» Problem description: Find the lines holding the string "this" in the data, then copy all of them.

» Record set:

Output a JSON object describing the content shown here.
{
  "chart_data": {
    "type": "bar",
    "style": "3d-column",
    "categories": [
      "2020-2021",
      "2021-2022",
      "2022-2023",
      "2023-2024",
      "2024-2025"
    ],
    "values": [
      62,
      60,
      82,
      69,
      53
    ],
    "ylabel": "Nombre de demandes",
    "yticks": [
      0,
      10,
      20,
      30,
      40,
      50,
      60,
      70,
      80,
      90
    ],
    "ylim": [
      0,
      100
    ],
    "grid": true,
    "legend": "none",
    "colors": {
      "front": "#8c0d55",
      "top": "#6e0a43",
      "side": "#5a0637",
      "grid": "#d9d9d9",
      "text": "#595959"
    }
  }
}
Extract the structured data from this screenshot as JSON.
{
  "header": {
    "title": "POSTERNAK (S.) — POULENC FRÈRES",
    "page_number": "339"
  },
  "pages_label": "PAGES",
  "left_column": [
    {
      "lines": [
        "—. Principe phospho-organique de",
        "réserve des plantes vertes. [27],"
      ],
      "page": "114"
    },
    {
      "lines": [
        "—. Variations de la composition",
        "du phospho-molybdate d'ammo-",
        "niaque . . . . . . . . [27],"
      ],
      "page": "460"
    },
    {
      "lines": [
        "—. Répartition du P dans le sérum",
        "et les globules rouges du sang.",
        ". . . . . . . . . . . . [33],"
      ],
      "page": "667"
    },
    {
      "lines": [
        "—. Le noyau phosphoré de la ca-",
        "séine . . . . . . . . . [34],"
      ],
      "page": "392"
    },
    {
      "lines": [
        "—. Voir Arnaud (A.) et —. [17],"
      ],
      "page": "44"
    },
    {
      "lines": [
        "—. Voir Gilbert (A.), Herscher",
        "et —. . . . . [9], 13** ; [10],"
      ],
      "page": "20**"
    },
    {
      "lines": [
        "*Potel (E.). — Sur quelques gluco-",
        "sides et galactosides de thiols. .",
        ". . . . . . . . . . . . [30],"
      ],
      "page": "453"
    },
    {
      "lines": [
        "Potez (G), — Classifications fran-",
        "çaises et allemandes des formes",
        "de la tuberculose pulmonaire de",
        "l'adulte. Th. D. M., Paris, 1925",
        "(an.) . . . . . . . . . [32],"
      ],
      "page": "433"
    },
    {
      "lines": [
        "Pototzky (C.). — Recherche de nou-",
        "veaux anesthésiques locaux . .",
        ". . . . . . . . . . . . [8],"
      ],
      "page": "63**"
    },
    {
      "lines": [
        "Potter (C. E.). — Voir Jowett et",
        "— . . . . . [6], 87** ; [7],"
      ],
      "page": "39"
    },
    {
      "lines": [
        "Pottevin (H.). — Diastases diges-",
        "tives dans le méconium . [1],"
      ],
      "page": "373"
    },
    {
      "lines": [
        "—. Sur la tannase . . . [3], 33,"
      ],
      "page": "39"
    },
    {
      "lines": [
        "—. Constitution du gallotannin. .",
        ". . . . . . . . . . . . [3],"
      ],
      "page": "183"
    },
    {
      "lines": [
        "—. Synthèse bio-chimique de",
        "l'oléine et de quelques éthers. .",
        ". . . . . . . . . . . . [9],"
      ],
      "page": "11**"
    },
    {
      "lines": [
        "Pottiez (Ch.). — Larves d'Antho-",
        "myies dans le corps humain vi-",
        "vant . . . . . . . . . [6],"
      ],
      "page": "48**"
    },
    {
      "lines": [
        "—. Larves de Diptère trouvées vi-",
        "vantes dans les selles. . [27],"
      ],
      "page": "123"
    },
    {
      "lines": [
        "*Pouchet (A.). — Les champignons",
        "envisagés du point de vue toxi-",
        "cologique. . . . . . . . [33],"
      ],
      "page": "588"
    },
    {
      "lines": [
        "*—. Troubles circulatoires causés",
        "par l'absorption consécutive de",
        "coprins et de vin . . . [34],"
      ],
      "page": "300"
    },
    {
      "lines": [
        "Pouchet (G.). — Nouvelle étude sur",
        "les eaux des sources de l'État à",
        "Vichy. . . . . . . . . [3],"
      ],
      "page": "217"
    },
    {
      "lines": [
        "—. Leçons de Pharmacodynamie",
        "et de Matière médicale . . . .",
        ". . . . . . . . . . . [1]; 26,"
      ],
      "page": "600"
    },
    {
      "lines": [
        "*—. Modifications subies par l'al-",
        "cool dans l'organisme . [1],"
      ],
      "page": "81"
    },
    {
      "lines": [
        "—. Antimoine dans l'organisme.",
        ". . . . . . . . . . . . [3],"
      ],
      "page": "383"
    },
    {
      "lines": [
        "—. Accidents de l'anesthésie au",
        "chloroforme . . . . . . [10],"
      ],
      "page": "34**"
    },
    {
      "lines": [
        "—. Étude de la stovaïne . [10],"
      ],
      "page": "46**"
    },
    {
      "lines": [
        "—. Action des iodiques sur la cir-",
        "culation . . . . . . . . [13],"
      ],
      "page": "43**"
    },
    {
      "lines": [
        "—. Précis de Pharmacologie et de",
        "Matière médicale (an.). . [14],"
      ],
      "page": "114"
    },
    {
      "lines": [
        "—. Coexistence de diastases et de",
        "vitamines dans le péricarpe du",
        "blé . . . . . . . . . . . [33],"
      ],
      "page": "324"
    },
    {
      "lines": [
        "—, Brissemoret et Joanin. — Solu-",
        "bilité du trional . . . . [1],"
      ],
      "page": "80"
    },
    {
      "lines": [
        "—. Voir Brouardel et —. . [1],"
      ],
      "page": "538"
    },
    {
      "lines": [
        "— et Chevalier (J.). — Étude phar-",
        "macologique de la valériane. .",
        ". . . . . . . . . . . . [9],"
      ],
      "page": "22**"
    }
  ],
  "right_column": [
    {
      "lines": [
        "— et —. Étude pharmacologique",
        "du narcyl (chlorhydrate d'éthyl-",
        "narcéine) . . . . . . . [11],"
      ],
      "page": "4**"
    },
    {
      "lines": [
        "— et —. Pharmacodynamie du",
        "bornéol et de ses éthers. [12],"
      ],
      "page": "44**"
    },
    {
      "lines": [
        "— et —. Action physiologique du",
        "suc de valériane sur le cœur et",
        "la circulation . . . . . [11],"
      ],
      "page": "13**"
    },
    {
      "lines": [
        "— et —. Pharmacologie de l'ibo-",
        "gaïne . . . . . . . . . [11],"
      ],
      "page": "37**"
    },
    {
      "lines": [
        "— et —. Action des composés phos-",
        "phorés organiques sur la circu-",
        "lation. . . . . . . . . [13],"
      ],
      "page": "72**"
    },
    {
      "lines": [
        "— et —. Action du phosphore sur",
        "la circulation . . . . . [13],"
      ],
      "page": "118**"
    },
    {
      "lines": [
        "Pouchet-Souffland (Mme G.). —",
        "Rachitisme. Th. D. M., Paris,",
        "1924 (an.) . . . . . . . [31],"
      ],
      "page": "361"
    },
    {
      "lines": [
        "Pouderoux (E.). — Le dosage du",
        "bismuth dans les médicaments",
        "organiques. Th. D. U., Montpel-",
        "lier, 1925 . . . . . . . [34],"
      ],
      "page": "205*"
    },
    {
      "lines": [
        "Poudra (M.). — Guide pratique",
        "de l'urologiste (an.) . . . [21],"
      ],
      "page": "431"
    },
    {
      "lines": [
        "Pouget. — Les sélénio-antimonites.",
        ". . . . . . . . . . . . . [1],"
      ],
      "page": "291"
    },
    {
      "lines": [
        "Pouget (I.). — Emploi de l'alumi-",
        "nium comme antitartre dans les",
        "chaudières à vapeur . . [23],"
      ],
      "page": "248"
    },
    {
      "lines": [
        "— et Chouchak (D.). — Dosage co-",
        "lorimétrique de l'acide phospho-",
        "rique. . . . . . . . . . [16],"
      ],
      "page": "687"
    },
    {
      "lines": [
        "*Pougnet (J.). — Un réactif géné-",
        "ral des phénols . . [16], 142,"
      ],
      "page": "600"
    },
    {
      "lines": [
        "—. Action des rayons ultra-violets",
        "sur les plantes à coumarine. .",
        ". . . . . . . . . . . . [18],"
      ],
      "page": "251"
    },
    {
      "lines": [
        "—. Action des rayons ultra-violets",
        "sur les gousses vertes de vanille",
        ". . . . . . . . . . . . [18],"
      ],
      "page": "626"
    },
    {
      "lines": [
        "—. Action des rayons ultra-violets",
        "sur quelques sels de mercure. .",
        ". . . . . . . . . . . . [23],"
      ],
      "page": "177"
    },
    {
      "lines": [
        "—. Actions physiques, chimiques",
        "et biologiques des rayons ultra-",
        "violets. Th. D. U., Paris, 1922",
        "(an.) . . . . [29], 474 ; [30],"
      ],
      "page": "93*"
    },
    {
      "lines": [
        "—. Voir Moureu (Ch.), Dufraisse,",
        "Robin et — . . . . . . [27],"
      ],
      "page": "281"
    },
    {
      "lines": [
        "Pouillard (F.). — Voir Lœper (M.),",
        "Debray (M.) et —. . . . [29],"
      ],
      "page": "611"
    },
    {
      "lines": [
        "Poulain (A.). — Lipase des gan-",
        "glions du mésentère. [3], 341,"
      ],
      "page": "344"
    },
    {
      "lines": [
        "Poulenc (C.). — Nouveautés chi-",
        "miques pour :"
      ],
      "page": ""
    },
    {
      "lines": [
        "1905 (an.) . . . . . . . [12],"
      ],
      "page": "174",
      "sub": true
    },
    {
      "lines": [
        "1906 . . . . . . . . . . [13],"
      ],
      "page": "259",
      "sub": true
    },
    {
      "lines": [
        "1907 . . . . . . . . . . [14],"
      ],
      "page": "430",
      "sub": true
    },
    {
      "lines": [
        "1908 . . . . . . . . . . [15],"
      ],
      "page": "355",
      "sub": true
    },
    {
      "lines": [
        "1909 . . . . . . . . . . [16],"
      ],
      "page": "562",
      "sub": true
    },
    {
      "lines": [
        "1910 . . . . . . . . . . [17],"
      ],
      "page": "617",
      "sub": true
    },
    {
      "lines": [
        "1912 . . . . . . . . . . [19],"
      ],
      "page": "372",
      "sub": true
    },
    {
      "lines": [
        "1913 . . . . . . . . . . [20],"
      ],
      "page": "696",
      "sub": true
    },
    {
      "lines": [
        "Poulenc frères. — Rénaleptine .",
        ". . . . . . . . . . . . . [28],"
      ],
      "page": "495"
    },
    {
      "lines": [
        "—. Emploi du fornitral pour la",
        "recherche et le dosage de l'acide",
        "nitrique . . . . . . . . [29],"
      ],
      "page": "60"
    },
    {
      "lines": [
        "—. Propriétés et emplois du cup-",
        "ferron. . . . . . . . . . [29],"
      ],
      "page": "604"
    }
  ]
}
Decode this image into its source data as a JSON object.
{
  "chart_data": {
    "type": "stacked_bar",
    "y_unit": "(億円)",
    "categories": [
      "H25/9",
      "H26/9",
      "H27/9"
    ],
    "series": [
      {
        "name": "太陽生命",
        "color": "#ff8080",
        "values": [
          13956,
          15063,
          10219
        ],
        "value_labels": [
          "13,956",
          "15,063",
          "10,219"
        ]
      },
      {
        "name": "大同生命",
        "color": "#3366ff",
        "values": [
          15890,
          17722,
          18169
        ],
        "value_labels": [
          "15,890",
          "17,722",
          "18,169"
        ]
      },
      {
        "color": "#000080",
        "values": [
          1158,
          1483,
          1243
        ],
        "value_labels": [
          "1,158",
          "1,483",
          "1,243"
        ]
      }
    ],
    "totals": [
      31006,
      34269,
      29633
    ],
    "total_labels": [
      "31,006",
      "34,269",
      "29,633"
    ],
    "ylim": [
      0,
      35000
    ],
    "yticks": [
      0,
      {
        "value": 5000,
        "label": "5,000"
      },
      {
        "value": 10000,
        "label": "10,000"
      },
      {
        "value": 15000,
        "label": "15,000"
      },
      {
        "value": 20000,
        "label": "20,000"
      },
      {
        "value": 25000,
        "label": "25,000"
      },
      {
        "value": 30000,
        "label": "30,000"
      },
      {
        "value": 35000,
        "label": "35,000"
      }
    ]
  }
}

» Task result:
Extract the structured data from this screenshot as JSON.
Decode this image into its source data as a JSON object.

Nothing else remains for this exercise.